— Start RECORDS SHOWN —

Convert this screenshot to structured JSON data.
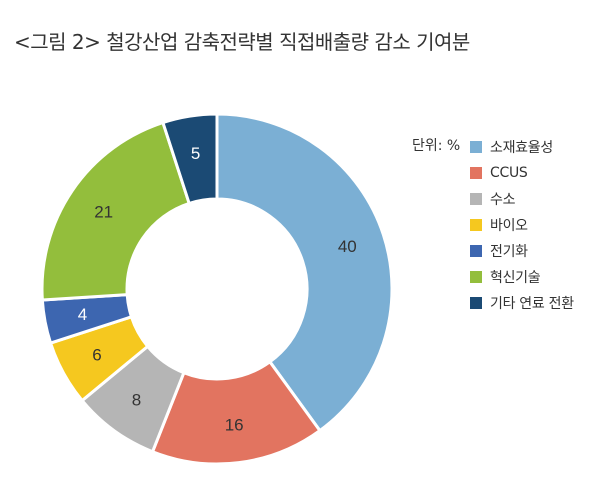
{
  "title": "<그림 2> 철강산업 감축전략별 직접배출량 감소 기여분",
  "unit_label": "단위: %",
  "chart_data": {
    "type": "pie",
    "title": "<그림 2> 철강산업 감축전략별 직접배출량 감소 기여분",
    "unit": "단위: %",
    "legend_position": "right",
    "categories": [
      "소재효율성",
      "CCUS",
      "수소",
      "바이오",
      "전기화",
      "혁신기술",
      "기타 연료 전환"
    ],
    "values": [
      40,
      16,
      8,
      6,
      4,
      21,
      5
    ],
    "colors": [
      "#7BAFD4",
      "#E27460",
      "#B5B5B5",
      "#F5C81F",
      "#3D66B0",
      "#93BE3C",
      "#1B4A74"
    ],
    "label_colors": [
      "#333333",
      "#333333",
      "#333333",
      "#333333",
      "#ffffff",
      "#333333",
      "#ffffff"
    ]
  }
}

— End RECORDS SHOWN —

* _TASK STATEMENT_
Return all of the data exactly as written, and drop the pictures.

* _SOLUTION FOR THIS TASK_
Convert this screenshot to structured JSON data.
{
  "title": "<그림 2> 철강산업 감축전략별 직접배출량 감소 기여분",
  "unit_label": "단위: %",
  "chart_data": {
    "type": "pie",
    "title": "<그림 2> 철강산업 감축전략별 직접배출량 감소 기여분",
    "unit": "단위: %",
    "legend_position": "right",
    "categories": [
      "소재효율성",
      "CCUS",
      "수소",
      "바이오",
      "전기화",
      "혁신기술",
      "기타 연료 전환"
    ],
    "values": [
      40,
      16,
      8,
      6,
      4,
      21,
      5
    ],
    "colors": [
      "#7BAFD4",
      "#E27460",
      "#B5B5B5",
      "#F5C81F",
      "#3D66B0",
      "#93BE3C",
      "#1B4A74"
    ],
    "label_colors": [
      "#333333",
      "#333333",
      "#333333",
      "#333333",
      "#ffffff",
      "#333333",
      "#ffffff"
    ]
  }
}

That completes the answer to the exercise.